AIM OF THE EXERCISE: Locate all lines in the data below that hold "Sensor" and show them.

Extracts from a graphics dataset
_____
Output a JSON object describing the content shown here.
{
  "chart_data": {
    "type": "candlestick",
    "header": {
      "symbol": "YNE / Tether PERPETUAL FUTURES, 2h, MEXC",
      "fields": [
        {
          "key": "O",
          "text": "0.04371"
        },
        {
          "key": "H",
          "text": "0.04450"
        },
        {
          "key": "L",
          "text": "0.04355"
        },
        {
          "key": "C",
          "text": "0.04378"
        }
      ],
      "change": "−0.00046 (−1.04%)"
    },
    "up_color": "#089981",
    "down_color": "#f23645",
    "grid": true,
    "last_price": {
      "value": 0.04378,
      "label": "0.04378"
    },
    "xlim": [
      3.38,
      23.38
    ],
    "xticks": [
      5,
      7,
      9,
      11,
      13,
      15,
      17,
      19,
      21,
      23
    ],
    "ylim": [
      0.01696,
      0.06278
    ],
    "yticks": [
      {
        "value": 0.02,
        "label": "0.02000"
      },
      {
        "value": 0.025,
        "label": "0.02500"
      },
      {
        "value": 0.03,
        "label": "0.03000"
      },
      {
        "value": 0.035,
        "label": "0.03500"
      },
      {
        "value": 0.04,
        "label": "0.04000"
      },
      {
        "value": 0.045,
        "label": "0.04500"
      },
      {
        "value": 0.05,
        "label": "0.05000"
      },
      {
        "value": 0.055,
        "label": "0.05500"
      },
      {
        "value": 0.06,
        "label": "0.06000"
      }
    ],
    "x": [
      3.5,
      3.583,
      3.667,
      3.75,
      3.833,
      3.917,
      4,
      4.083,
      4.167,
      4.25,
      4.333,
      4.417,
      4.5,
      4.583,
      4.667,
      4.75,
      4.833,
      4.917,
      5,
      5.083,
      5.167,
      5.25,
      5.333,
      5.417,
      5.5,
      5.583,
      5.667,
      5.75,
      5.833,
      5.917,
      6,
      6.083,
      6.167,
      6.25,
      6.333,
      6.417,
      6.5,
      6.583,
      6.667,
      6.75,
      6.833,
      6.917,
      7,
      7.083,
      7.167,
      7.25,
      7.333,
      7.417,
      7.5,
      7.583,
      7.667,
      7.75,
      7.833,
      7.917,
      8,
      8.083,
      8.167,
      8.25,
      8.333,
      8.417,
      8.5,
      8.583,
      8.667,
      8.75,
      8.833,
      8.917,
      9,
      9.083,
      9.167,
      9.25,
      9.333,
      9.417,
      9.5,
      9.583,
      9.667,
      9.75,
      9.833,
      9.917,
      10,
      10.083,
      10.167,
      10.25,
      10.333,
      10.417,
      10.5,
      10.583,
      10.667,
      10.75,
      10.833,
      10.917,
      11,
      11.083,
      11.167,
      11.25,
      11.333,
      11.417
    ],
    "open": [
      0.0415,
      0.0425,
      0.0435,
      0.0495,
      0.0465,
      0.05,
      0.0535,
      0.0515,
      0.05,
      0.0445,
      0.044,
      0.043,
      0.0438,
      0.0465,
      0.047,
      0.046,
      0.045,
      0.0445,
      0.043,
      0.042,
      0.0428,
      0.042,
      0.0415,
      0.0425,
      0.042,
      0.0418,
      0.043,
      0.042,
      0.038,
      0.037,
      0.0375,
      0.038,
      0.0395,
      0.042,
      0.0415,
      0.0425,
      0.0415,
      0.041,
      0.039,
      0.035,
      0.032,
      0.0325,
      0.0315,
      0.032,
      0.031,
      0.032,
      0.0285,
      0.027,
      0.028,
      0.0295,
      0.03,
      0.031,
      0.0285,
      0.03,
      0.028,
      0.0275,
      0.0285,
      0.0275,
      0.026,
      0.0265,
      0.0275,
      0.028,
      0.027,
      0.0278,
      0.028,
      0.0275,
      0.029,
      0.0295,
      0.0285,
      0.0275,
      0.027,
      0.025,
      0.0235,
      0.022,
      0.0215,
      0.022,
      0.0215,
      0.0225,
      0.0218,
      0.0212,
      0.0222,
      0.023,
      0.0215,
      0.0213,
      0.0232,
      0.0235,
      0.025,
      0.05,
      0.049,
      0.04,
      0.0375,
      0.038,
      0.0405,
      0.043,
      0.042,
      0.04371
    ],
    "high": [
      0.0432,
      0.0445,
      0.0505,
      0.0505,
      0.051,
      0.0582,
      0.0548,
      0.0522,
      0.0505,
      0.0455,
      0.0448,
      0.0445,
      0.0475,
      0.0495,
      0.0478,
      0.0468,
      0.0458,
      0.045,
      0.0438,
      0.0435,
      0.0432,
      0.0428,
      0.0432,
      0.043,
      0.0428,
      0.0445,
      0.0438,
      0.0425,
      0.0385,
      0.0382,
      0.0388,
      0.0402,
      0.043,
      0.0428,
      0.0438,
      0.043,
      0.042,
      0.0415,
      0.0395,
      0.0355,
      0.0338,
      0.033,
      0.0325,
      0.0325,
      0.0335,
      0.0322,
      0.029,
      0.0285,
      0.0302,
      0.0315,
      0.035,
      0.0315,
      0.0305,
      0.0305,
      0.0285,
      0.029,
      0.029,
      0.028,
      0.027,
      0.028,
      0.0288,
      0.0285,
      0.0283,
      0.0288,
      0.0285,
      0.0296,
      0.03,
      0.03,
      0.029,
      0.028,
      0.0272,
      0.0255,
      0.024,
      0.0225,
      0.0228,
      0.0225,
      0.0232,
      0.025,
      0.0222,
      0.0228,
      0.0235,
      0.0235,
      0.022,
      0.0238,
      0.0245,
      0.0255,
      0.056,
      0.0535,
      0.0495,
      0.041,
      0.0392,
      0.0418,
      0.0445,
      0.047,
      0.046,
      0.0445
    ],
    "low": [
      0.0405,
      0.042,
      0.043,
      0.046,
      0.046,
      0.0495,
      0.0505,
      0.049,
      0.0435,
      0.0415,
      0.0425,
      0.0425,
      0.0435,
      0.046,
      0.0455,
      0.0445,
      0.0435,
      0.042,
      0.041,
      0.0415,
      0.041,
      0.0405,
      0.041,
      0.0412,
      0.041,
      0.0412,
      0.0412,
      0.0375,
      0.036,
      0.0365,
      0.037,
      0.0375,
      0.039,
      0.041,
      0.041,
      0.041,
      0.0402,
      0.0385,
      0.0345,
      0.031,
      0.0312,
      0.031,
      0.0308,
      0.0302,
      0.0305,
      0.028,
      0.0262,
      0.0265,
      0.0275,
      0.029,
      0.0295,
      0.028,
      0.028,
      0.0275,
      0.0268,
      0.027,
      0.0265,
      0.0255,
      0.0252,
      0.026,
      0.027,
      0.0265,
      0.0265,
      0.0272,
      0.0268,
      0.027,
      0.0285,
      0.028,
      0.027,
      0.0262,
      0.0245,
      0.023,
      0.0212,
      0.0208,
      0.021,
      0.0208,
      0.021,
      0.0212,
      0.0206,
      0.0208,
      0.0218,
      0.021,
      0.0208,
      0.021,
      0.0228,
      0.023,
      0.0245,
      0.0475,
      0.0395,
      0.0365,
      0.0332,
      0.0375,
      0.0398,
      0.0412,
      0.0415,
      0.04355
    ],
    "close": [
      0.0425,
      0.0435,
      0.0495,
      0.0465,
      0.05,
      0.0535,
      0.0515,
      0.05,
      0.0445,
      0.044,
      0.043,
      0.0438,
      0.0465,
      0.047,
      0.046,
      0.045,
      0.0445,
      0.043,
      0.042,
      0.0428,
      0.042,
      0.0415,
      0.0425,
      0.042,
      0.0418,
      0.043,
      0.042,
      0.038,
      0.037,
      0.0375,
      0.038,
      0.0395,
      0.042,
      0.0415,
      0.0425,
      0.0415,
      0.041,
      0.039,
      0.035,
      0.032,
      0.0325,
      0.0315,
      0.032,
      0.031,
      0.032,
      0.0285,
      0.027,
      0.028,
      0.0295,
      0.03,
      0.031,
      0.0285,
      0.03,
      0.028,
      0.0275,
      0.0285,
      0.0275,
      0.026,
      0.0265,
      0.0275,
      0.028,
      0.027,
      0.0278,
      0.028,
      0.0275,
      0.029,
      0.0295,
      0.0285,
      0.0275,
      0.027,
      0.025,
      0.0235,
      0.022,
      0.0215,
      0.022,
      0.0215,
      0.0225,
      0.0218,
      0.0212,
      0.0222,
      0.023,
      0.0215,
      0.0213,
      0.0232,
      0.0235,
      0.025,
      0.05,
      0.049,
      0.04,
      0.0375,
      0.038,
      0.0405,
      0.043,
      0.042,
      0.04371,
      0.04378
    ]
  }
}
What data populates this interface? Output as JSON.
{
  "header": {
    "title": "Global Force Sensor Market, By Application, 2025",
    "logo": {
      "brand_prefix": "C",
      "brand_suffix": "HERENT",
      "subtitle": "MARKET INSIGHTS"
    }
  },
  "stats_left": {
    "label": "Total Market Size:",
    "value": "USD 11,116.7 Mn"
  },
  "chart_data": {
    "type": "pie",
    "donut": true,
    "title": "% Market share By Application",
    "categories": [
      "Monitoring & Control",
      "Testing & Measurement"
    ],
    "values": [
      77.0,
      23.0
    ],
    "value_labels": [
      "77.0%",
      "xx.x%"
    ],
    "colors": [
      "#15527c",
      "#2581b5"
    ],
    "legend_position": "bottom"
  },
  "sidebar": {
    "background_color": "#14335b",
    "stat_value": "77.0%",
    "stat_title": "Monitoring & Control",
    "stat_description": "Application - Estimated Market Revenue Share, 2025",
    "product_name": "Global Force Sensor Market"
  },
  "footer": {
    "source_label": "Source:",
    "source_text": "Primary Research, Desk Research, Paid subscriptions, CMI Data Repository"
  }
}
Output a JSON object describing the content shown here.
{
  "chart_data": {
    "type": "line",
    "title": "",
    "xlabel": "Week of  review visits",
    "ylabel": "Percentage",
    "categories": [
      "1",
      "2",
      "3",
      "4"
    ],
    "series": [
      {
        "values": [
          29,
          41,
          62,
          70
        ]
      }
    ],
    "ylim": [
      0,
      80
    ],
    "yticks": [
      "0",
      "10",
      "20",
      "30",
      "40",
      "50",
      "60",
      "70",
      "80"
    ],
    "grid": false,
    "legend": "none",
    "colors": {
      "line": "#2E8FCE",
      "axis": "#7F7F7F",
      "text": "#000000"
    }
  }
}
_____
THE OUTPUT:
    "title": "Global Force Sensor Market, By Application, 2025",
    "product_name": "Global Force Sensor Market"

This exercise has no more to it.